§ **Directive A**
Transcribe the patch from "From a9e4a6f875e7fe282c4e21af97a72ad97500015d Mon" up to and including "insertions(+), 2 deletions(-)".
§ **Directive B**
Format the lines of the listing, from the line with "matched-star-point <box>651 530 664 543</box>" up to and including the line with "measurement-point <box>330 125 336 131</box>", as a numbered list, leaving out blank lines.

§ **Document text**

────────────────────

From a9e4a6f875e7fe282c4e21af97a72ad97500015d Mon Sep 17 00:00:00 2001
From: Bryce Allen <bdallen@uchicago.edu>
Date: Tue, 14 Mar 2023 10:05:40 -0400
Subject: [PATCH] fortran: add gpuAllocatorClearCache

- requires a hack to clear cache for most common allocator types
- does not work if thrust backend is enabled
---
 include/gtensor/allocator.h       |  2 ++
 include/gtensor/backend_common.h  |  7 +++--
 include/gtensor/gtensor.h         | 49 +++++++++++++++++++++++++++++++
 src/fortran/gpu_api.cxx           |  2 ++
 src/fortran/gpu_api_interface.F90 |  3 ++
 5 files changed, 61 insertions(+), 2 deletions(-)
diff --git a/include/gtensor/allocator.h b/include/gtensor/allocator.h
index fe989a05..a02b8b8d 100644
--- a/include/gtensor/allocator.h
+++ b/include/gtensor/allocator.h
@@ -99,6 +99,8 @@ struct caching_allocator : A
 
   GT_INLINE void construct(pointer) {}
 
+  // Note: thrust allocators have a non-static deallocate and this does not work
+  // if thrust is enabled
   static void clear_cache()
   {
     for (auto it = free_.begin(); it != free_.end(); it++) {
diff --git a/include/gtensor/backend_common.h b/include/gtensor/backend_common.h
index 85d39dc0..c44b82ff 100644
--- a/include/gtensor/backend_common.h
+++ b/include/gtensor/backend_common.h
@@ -267,8 +267,11 @@ struct wrap_allocator
   using pointer = gt::space_pointer<T, S>;
   using size_type = gt::size_type;
 
-  pointer allocate(size_type n) { return pointer(A::template allocate<T>(n)); }
-  void deallocate(pointer p, size_type n)

────────────────────

§ **Entries**

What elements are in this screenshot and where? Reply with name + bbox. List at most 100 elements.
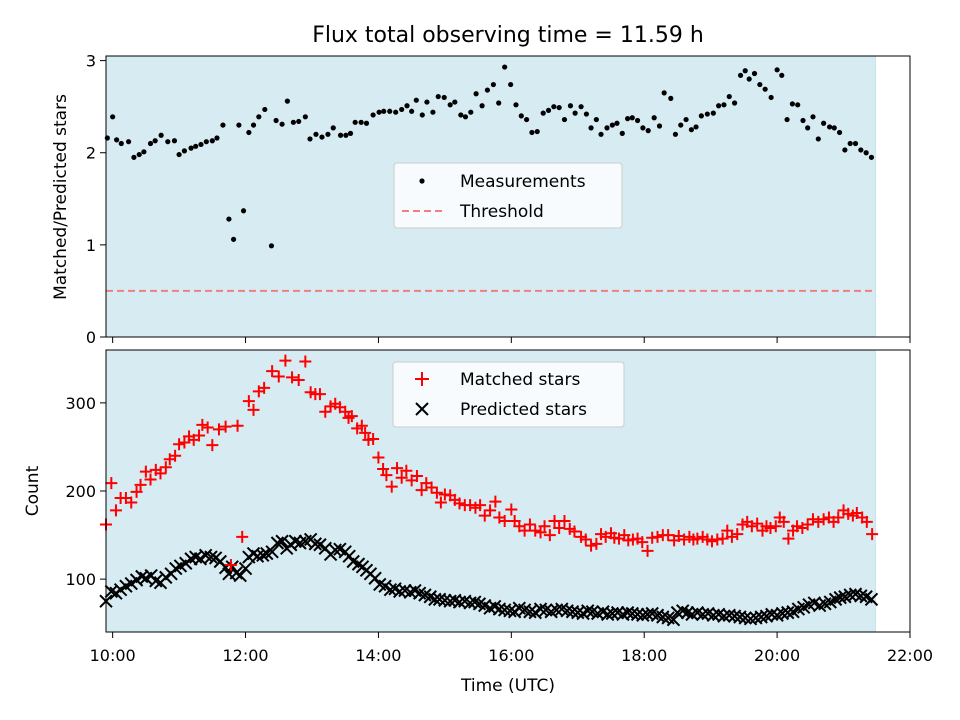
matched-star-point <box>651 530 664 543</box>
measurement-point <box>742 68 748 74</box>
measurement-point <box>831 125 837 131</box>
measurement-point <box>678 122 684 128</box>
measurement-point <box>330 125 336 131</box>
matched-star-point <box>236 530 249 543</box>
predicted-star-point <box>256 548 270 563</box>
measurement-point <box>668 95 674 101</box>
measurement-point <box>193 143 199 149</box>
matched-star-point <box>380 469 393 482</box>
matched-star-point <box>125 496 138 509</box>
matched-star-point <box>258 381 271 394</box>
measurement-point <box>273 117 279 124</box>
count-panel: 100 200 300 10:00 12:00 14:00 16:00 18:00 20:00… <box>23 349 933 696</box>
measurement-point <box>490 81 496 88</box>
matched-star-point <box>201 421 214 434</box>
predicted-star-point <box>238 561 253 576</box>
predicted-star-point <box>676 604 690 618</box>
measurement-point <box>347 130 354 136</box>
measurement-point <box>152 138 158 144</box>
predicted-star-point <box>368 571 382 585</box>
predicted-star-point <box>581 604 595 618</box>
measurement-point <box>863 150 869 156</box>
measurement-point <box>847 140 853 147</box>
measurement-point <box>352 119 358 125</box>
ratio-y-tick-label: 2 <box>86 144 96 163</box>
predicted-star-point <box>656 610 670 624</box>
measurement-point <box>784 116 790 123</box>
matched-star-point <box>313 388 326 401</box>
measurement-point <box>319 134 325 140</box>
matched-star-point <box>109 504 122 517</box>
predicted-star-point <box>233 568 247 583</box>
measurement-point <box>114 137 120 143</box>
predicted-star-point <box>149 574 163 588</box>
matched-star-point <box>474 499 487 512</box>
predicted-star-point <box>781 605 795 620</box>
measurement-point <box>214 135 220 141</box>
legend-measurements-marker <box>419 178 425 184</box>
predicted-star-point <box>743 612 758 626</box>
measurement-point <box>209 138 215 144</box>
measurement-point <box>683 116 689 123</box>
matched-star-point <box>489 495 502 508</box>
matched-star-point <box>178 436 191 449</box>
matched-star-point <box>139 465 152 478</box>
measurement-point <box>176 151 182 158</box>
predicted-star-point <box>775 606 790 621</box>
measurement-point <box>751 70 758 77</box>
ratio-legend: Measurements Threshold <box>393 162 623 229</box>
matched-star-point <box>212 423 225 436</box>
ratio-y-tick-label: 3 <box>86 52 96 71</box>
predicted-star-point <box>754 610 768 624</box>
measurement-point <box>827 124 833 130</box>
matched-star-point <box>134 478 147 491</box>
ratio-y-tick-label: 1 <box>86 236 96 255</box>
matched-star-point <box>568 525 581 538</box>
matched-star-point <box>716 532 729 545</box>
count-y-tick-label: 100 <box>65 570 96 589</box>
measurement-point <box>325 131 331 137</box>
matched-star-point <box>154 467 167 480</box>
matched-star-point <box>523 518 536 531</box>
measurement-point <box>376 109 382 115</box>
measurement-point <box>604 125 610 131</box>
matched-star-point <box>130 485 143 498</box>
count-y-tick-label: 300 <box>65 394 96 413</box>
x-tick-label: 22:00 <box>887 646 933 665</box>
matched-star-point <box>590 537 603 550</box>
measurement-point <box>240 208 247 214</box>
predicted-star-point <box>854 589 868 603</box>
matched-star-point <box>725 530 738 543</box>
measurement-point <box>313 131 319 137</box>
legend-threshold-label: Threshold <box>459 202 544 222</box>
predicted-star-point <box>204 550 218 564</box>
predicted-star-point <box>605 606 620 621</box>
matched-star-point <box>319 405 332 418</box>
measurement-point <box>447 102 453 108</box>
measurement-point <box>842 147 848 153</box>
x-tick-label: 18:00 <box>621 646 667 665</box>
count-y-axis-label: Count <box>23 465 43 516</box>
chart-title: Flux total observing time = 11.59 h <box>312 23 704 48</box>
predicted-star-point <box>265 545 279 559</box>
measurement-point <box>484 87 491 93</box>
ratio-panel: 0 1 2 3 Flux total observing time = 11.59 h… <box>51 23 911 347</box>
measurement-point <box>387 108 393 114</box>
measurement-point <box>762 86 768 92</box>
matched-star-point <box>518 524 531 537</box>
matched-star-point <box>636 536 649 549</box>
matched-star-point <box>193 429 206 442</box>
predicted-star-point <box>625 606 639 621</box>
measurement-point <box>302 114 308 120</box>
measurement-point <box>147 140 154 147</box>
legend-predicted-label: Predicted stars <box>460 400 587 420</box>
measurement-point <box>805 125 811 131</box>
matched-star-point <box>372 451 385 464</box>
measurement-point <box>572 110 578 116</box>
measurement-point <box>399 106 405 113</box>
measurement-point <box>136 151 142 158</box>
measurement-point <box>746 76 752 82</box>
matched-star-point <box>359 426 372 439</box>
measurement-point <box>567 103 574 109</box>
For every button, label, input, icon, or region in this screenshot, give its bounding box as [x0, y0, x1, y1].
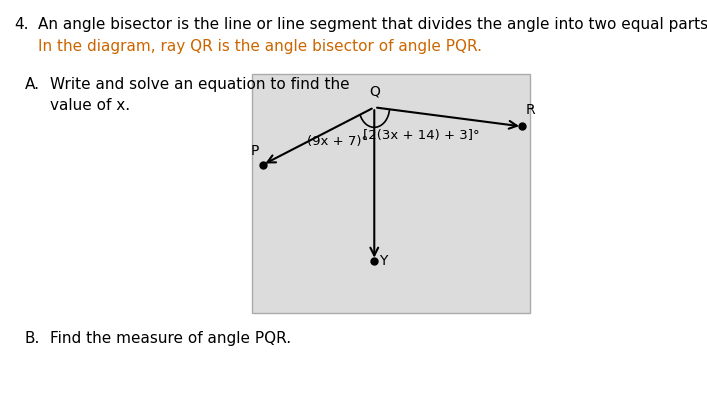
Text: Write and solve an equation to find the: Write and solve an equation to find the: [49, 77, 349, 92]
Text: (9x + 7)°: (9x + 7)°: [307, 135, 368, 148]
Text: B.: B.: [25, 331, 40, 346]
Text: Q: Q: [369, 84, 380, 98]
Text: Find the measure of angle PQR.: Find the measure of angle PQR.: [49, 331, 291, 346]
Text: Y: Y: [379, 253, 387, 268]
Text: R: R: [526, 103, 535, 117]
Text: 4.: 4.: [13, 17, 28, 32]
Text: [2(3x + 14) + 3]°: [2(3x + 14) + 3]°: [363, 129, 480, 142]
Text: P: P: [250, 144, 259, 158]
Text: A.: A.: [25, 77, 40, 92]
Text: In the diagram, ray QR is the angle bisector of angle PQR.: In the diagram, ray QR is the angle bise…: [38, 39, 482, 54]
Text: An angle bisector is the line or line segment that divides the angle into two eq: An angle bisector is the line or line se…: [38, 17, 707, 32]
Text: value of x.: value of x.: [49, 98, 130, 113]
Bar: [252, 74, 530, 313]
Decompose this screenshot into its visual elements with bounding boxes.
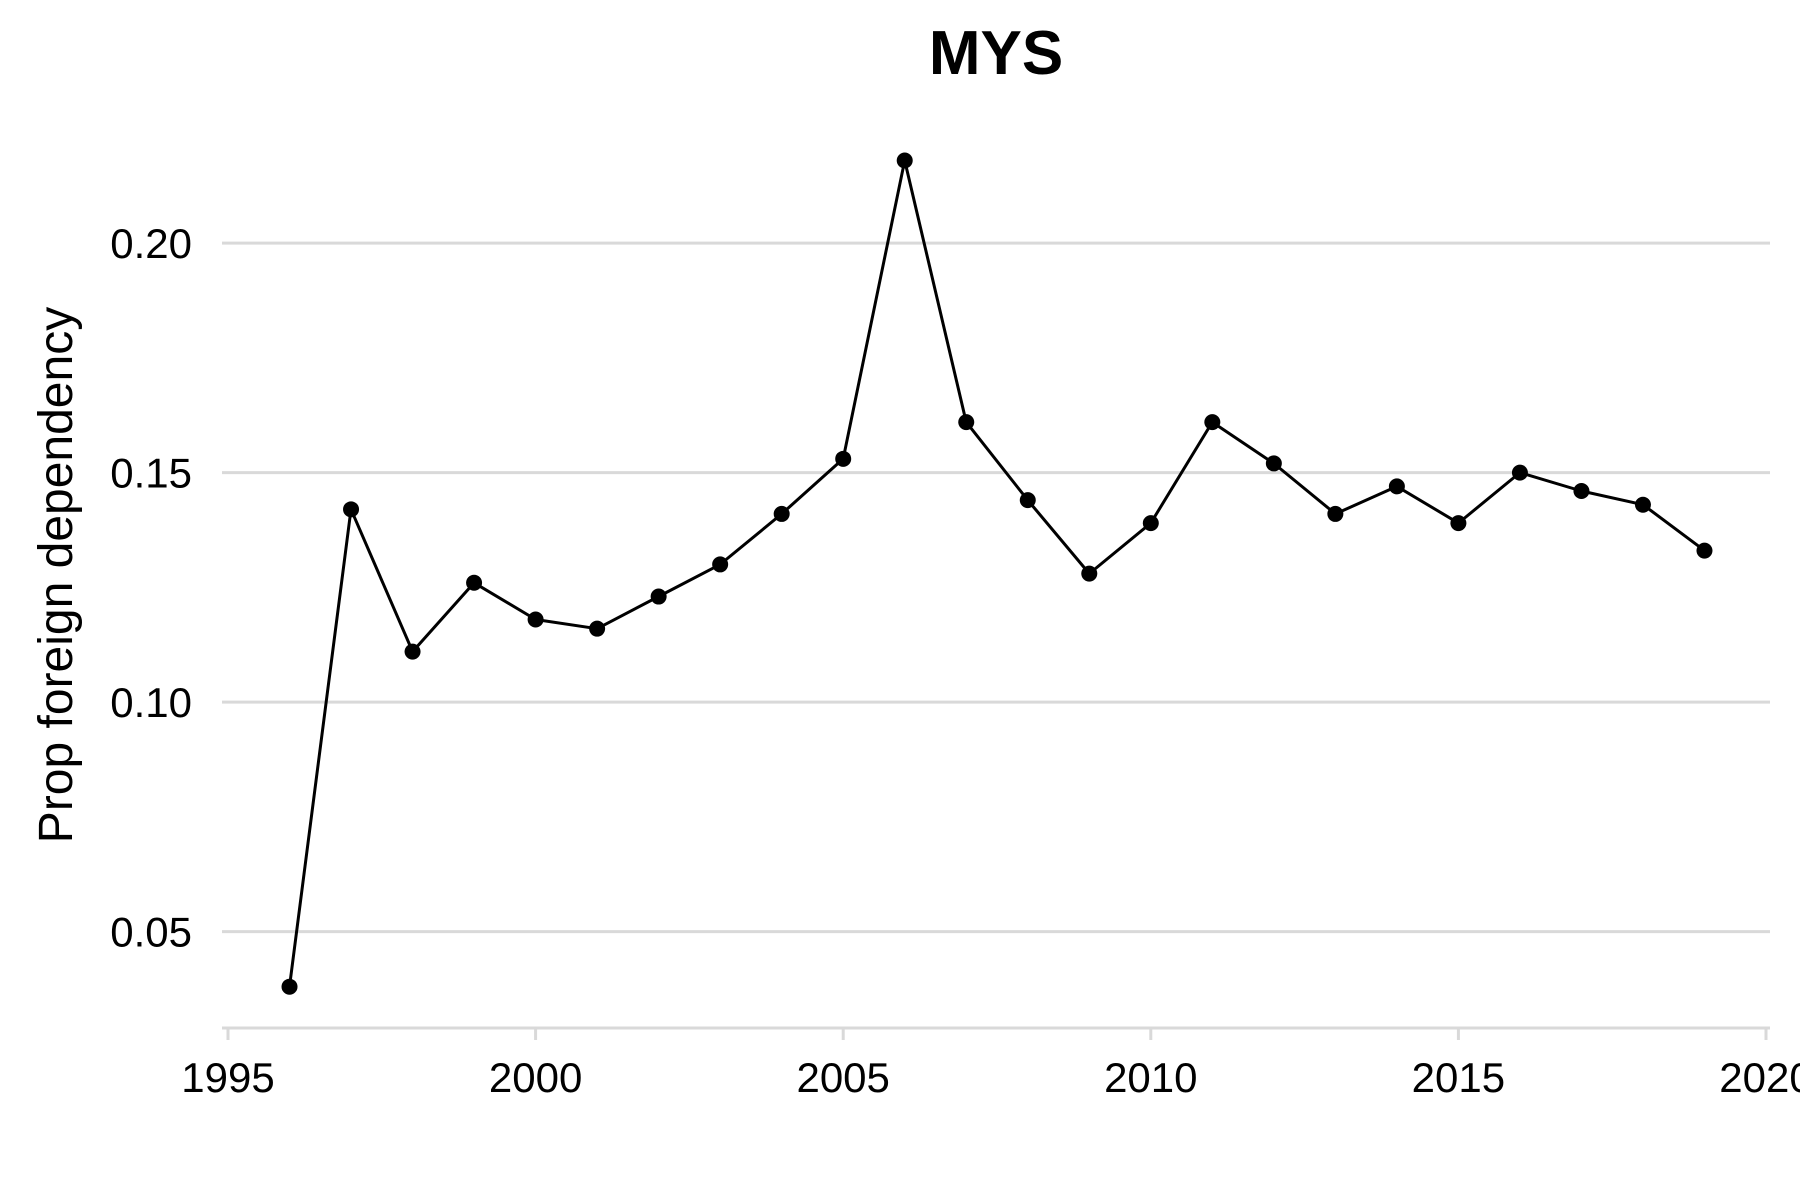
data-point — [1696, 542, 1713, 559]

────────────────────

§ **Task output A**
From a9e4a6f875e7fe282c4e21af97a72ad97500015d Mon Sep 17 00:00:00 2001
From: Bryce Allen <bdallen@uchicago.edu>
Date: Tue, 14 Mar 2023 10:05:40 -0400
Subject: [PATCH] fortran: add gpuAllocatorClearCache

- requires a hack to clear cache for most common allocator types
- does not work if thrust backend is enabled
---
 include/gtensor/allocator.h       |  2 ++
 include/gtensor/backend_common.h  |  7 +++--
 include/gtensor/gtensor.h         | 49 +++++++++++++++++++++++++++++++
 src/fortran/gpu_api.cxx           |  2 ++
 src/fortran/gpu_api_interface.F90 |  3 ++
 5 files changed, 61 insertions(+), 2 deletions(-)

§ **Task output B**
1. matched-star-point <box>651 530 664 543</box>
2. measurement-point <box>742 68 748 74</box>
3. measurement-point <box>831 125 837 131</box>
4. measurement-point <box>678 122 684 128</box>
5. measurement-point <box>330 125 336 131</box>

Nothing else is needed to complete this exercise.